(Objective):
Pictures stay out; everything else in the records below is copied exactly.

╔══

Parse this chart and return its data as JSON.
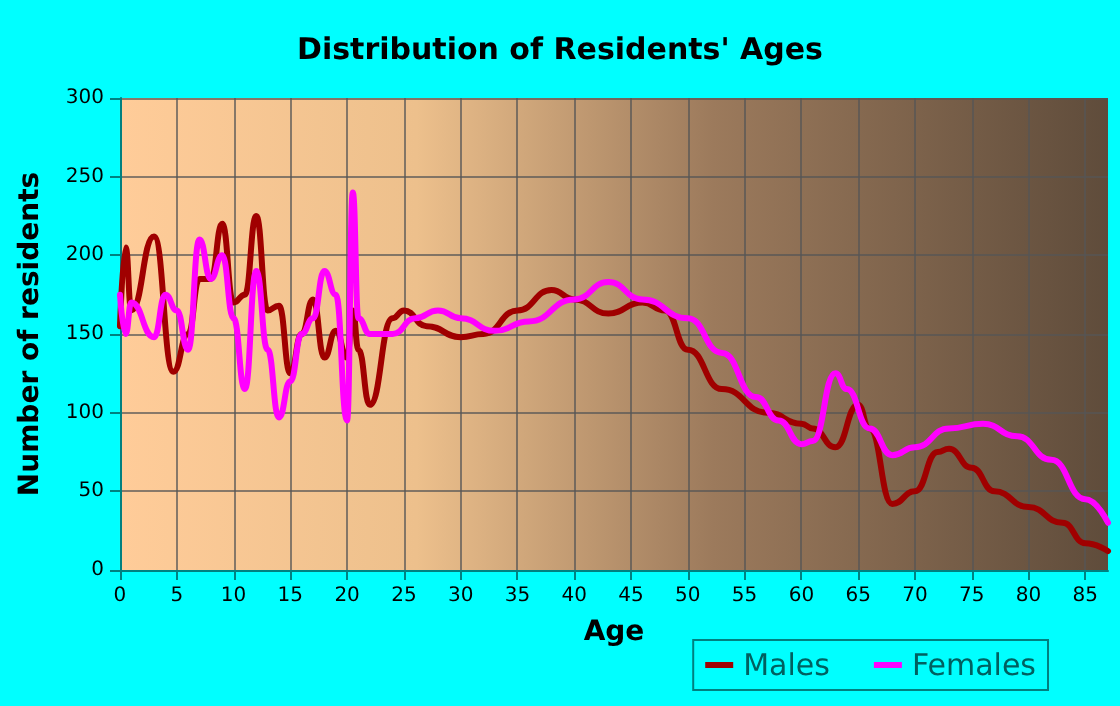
{
  "chart_data": {
    "type": "line",
    "title": "Distribution of Residents' Ages",
    "xlabel": "Age",
    "ylabel": "Number of residents",
    "xlim": [
      0,
      87
    ],
    "xticks": [
      0,
      5,
      10,
      15,
      20,
      25,
      30,
      35,
      40,
      45,
      50,
      55,
      60,
      65,
      70,
      75,
      80,
      85
    ],
    "ylim": [
      0,
      300
    ],
    "yticks": [
      0,
      50,
      100,
      150,
      200,
      250,
      300
    ],
    "grid": true,
    "legend": "bottom right",
    "marker": "none",
    "line_style": "solid",
    "series": [
      {
        "name": "Males",
        "color": "#a00000",
        "x": [
          0,
          0.5,
          1,
          3,
          4.7,
          6,
          7,
          8,
          9,
          10,
          11,
          12,
          13,
          14,
          15,
          16,
          17,
          18,
          19,
          20,
          20.5,
          21,
          22,
          24,
          25,
          27,
          30,
          32,
          35,
          38,
          40,
          43,
          46,
          48,
          50,
          53,
          57,
          60,
          61,
          63,
          65,
          66,
          68,
          70,
          72,
          73,
          75,
          77,
          80,
          83,
          85,
          87
        ],
        "values": [
          155,
          205,
          165,
          212,
          126,
          150,
          185,
          185,
          220,
          170,
          175,
          225,
          165,
          168,
          125,
          150,
          172,
          135,
          152,
          135,
          165,
          140,
          105,
          160,
          165,
          155,
          148,
          150,
          165,
          178,
          172,
          163,
          170,
          165,
          140,
          115,
          100,
          93,
          90,
          78,
          105,
          90,
          42,
          50,
          75,
          77,
          65,
          50,
          40,
          30,
          17,
          12
        ]
      },
      {
        "name": "Females",
        "color": "#ff00ff",
        "x": [
          0,
          0.5,
          1,
          3,
          4,
          5,
          6,
          7,
          8,
          9,
          10,
          11,
          12,
          13,
          14,
          15,
          16,
          17,
          18,
          19,
          20,
          20.5,
          21,
          22,
          24,
          26,
          28,
          30,
          33,
          36,
          40,
          43,
          46,
          50,
          53,
          56,
          58,
          60,
          61,
          63,
          64,
          66,
          68,
          70,
          73,
          76,
          79,
          82,
          85,
          87
        ],
        "values": [
          175,
          150,
          170,
          148,
          175,
          165,
          140,
          210,
          185,
          200,
          160,
          115,
          190,
          140,
          97,
          120,
          150,
          160,
          190,
          175,
          95,
          240,
          160,
          150,
          150,
          160,
          165,
          160,
          152,
          158,
          172,
          183,
          172,
          160,
          138,
          110,
          95,
          80,
          82,
          125,
          115,
          90,
          73,
          78,
          90,
          93,
          85,
          70,
          45,
          30
        ]
      }
    ]
  }
}
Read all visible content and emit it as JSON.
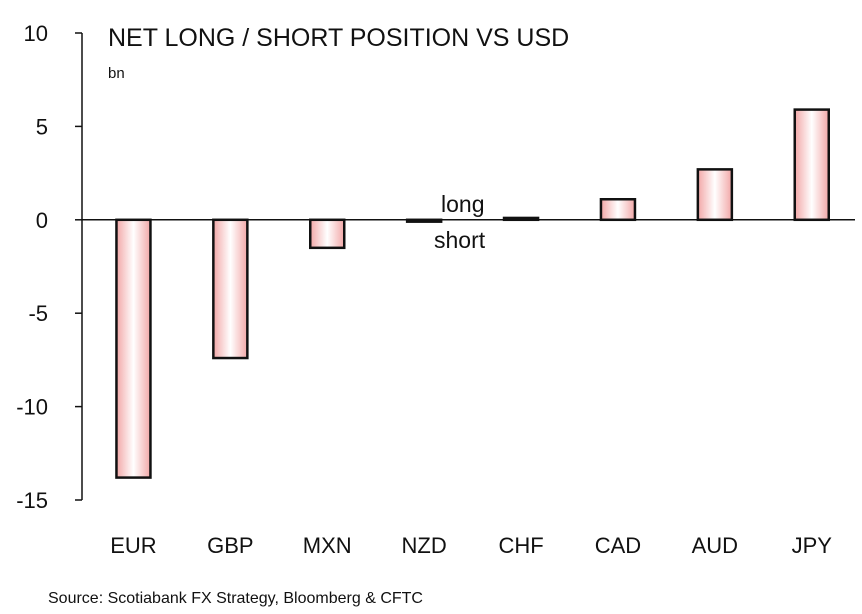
{
  "chart_data": {
    "type": "bar",
    "title": "NET LONG / SHORT POSITION VS USD",
    "unit_label": "bn",
    "categories": [
      "EUR",
      "GBP",
      "MXN",
      "NZD",
      "CHF",
      "CAD",
      "AUD",
      "JPY"
    ],
    "values": [
      -13.8,
      -7.4,
      -1.5,
      -0.1,
      0.1,
      1.1,
      2.7,
      5.9
    ],
    "ylim": [
      -15,
      10
    ],
    "yticks": [
      10,
      5,
      0,
      -5,
      -10,
      -15
    ],
    "annotations": {
      "above_zero": "long",
      "below_zero": "short"
    },
    "source": "Source: Scotiabank FX Strategy, Bloomberg & CFTC",
    "colors": {
      "bar_center": "#ffffff",
      "bar_edge": "#f2a7a7",
      "outline": "#111111",
      "axis": "#111111"
    }
  }
}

╚══

(Written answer):
Parse this chart and return its data as JSON.
{
  "chart_data": {
    "type": "line",
    "title": "Distribution of Residents' Ages",
    "xlabel": "Age",
    "ylabel": "Number of residents",
    "xlim": [
      0,
      87
    ],
    "xticks": [
      0,
      5,
      10,
      15,
      20,
      25,
      30,
      35,
      40,
      45,
      50,
      55,
      60,
      65,
      70,
      75,
      80,
      85
    ],
    "ylim": [
      0,
      300
    ],
    "yticks": [
      0,
      50,
      100,
      150,
      200,
      250,
      300
    ],
    "grid": true,
    "legend": "bottom right",
    "marker": "none",
    "line_style": "solid",
    "series": [
      {
        "name": "Males",
        "color": "#a00000",
        "x": [
          0,
          0.5,
          1,
          3,
          4.7,
          6,
          7,
          8,
          9,
          10,
          11,
          12,
          13,
          14,
          15,
          16,
          17,
          18,
          19,
          20,
          20.5,
          21,
          22,
          24,
          25,
          27,
          30,
          32,
          35,
          38,
          40,
          43,
          46,
          48,
          50,
          53,
          57,
          60,
          61,
          63,
          65,
          66,
          68,
          70,
          72,
          73,
          75,
          77,
          80,
          83,
          85,
          87
        ],
        "values": [
          155,
          205,
          165,
          212,
          126,
          150,
          185,
          185,
          220,
          170,
          175,
          225,
          165,
          168,
          125,
          150,
          172,
          135,
          152,
          135,
          165,
          140,
          105,
          160,
          165,
          155,
          148,
          150,
          165,
          178,
          172,
          163,
          170,
          165,
          140,
          115,
          100,
          93,
          90,
          78,
          105,
          90,
          42,
          50,
          75,
          77,
          65,
          50,
          40,
          30,
          17,
          12
        ]
      },
      {
        "name": "Females",
        "color": "#ff00ff",
        "x": [
          0,
          0.5,
          1,
          3,
          4,
          5,
          6,
          7,
          8,
          9,
          10,
          11,
          12,
          13,
          14,
          15,
          16,
          17,
          18,
          19,
          20,
          20.5,
          21,
          22,
          24,
          26,
          28,
          30,
          33,
          36,
          40,
          43,
          46,
          50,
          53,
          56,
          58,
          60,
          61,
          63,
          64,
          66,
          68,
          70,
          73,
          76,
          79,
          82,
          85,
          87
        ],
        "values": [
          175,
          150,
          170,
          148,
          175,
          165,
          140,
          210,
          185,
          200,
          160,
          115,
          190,
          140,
          97,
          120,
          150,
          160,
          190,
          175,
          95,
          240,
          160,
          150,
          150,
          160,
          165,
          160,
          152,
          158,
          172,
          183,
          172,
          160,
          138,
          110,
          95,
          80,
          82,
          125,
          115,
          90,
          73,
          78,
          90,
          93,
          85,
          70,
          45,
          30
        ]
      }
    ]
  }
}
Read all visible content and emit it as JSON.
{
  "chart_data": {
    "type": "bar",
    "title": "NET LONG / SHORT POSITION VS USD",
    "unit_label": "bn",
    "categories": [
      "EUR",
      "GBP",
      "MXN",
      "NZD",
      "CHF",
      "CAD",
      "AUD",
      "JPY"
    ],
    "values": [
      -13.8,
      -7.4,
      -1.5,
      -0.1,
      0.1,
      1.1,
      2.7,
      5.9
    ],
    "ylim": [
      -15,
      10
    ],
    "yticks": [
      10,
      5,
      0,
      -5,
      -10,
      -15
    ],
    "annotations": {
      "above_zero": "long",
      "below_zero": "short"
    },
    "source": "Source: Scotiabank FX Strategy, Bloomberg & CFTC",
    "colors": {
      "bar_center": "#ffffff",
      "bar_edge": "#f2a7a7",
      "outline": "#111111",
      "axis": "#111111"
    }
  }
}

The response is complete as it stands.